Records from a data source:
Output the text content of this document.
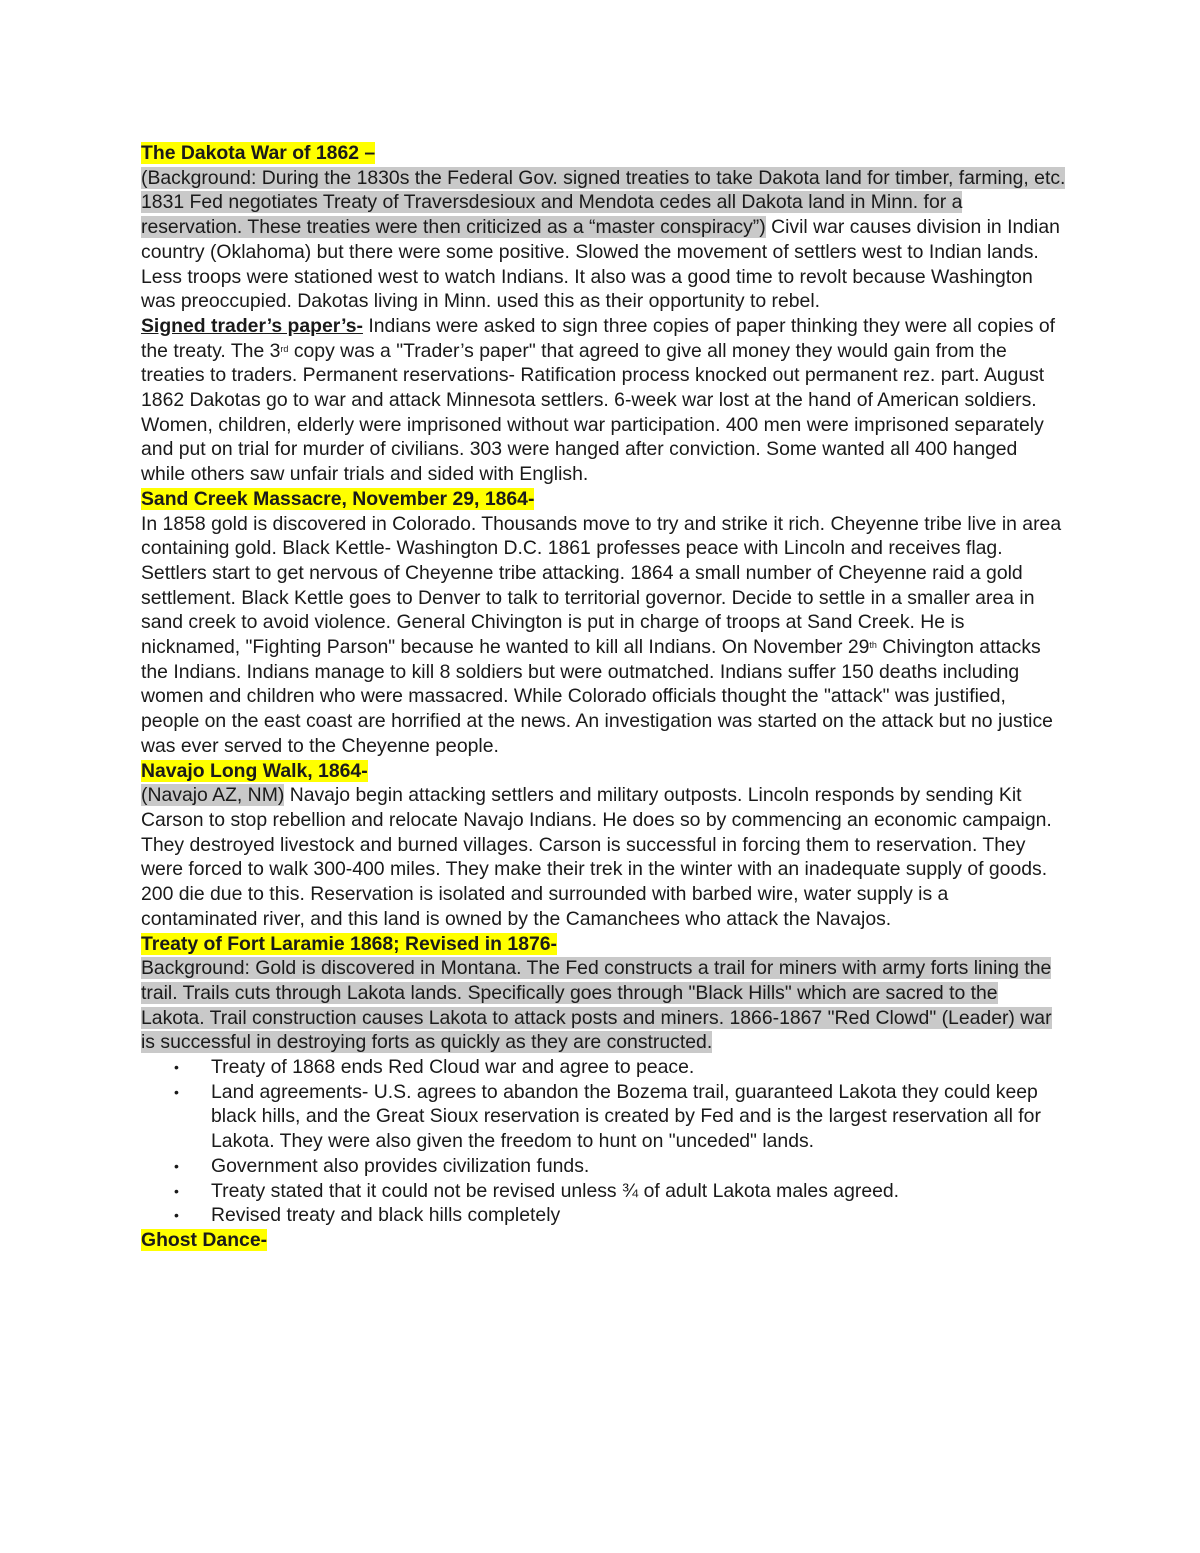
The Dakota War of 1862 –
(Background: During the 1830s the Federal Gov. signed treaties to take Dakota land for timber, farming, etc. 1831 Fed negotiates Treaty of Traversdesioux and Mendota cedes all Dakota land in Minn. for a reservation. These treaties were then criticized as a “master conspiracy”) Civil war causes division in Indian country (Oklahoma) but there were some positive. Slowed the movement of settlers west to Indian lands. Less troops were stationed west to watch Indians. It also was a good time to revolt because Washington was preoccupied. Dakotas living in Minn. used this as their opportunity to rebel.

Signed trader’s paper’s- Indians were asked to sign three copies of paper thinking they were all copies of the treaty. The 3rd copy was a "Trader’s paper" that agreed to give all money they would gain from the treaties to traders. Permanent reservations- Ratification process knocked out permanent rez. part. August 1862 Dakotas go to war and attack Minnesota settlers. 6-week war lost at the hand of American soldiers. Women, children, elderly were imprisoned without war participation. 400 men were imprisoned separately and put on trial for murder of civilians. 303 were hanged after conviction. Some wanted all 400 hanged while others saw unfair trials and sided with English.

Sand Creek Massacre, November 29, 1864-

In 1858 gold is discovered in Colorado. Thousands move to try and strike it rich. Cheyenne tribe live in area containing gold. Black Kettle- Washington D.C. 1861 professes peace with Lincoln and receives flag. Settlers start to get nervous of Cheyenne tribe attacking. 1864 a small number of Cheyenne raid a gold settlement. Black Kettle goes to Denver to talk to territorial governor. Decide to settle in a smaller area in sand creek to avoid violence. General Chivington is put in charge of troops at Sand Creek. He is nicknamed, "Fighting Parson" because he wanted to kill all Indians. On November 29th Chivington attacks the Indians. Indians manage to kill 8 soldiers but were outmatched. Indians suffer 150 deaths including women and children who were massacred. While Colorado officials thought the "attack" was justified, people on the east coast are horrified at the news. An investigation was started on the attack but no justice was ever served to the Cheyenne people.

Navajo Long Walk, 1864-

(Navajo AZ, NM) Navajo begin attacking settlers and military outposts. Lincoln responds by sending Kit Carson to stop rebellion and relocate Navajo Indians. He does so by commencing an economic campaign. They destroyed livestock and burned villages. Carson is successful in forcing them to reservation. They were forced to walk 300-400 miles. They make their trek in the winter with an inadequate supply of goods. 200 die due to this. Reservation is isolated and surrounded with barbed wire, water supply is a contaminated river, and this land is owned by the Camanchees who attack the Navajos.

Treaty of Fort Laramie 1868; Revised in 1876-

Background: Gold is discovered in Montana. The Fed constructs a trail for miners with army forts lining the trail. Trails cuts through Lakota lands. Specifically goes through "Black Hills" which are sacred to the Lakota. Trail construction causes Lakota to attack posts and miners. 1866-1867 "Red Clowd" (Leader) war is successful in destroying forts as quickly as they are constructed.

• Treaty of 1868 ends Red Cloud war and agree to peace.
• Land agreements- U.S. agrees to abandon the Bozema trail, guaranteed Lakota they could keep black hills, and the Great Sioux reservation is created by Fed and is the largest reservation all for Lakota. They were also given the freedom to hunt on "unceded" lands.
• Government also provides civilization funds.
• Treaty stated that it could not be revised unless ¾ of adult Lakota males agreed.
• Revised treaty and black hills completely

Ghost Dance-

→ **The request**: Report every line containing the word "peace" from the listing above.

→ **Output below**:
In 1858 gold is discovered in Colorado. Thousands move to try and strike it rich. Cheyenne tribe live in area containing gold. Black Kettle- Washington D.C. 1861 professes peace with Lincoln and receives flag. Settlers start to get nervous of Cheyenne tribe attacking. 1864 a small number of Cheyenne raid a gold settlement. Black Kettle goes to Denver to talk to territorial governor. Decide to settle in a smaller area in sand creek to avoid violence. General Chivington is put in charge of troops at Sand Creek. He is nicknamed, "Fighting Parson" because he wanted to kill all Indians. On November 29th Chivington attacks the Indians. Indians manage to kill 8 soldiers but were outmatched. Indians suffer 150 deaths including women and children who were massacred. While Colorado officials thought the "attack" was justified, people on the east coast are horrified at the news. An investigation was started on the attack but no justice was ever served to the Cheyenne people.
• Treaty of 1868 ends Red Cloud war and agree to peace.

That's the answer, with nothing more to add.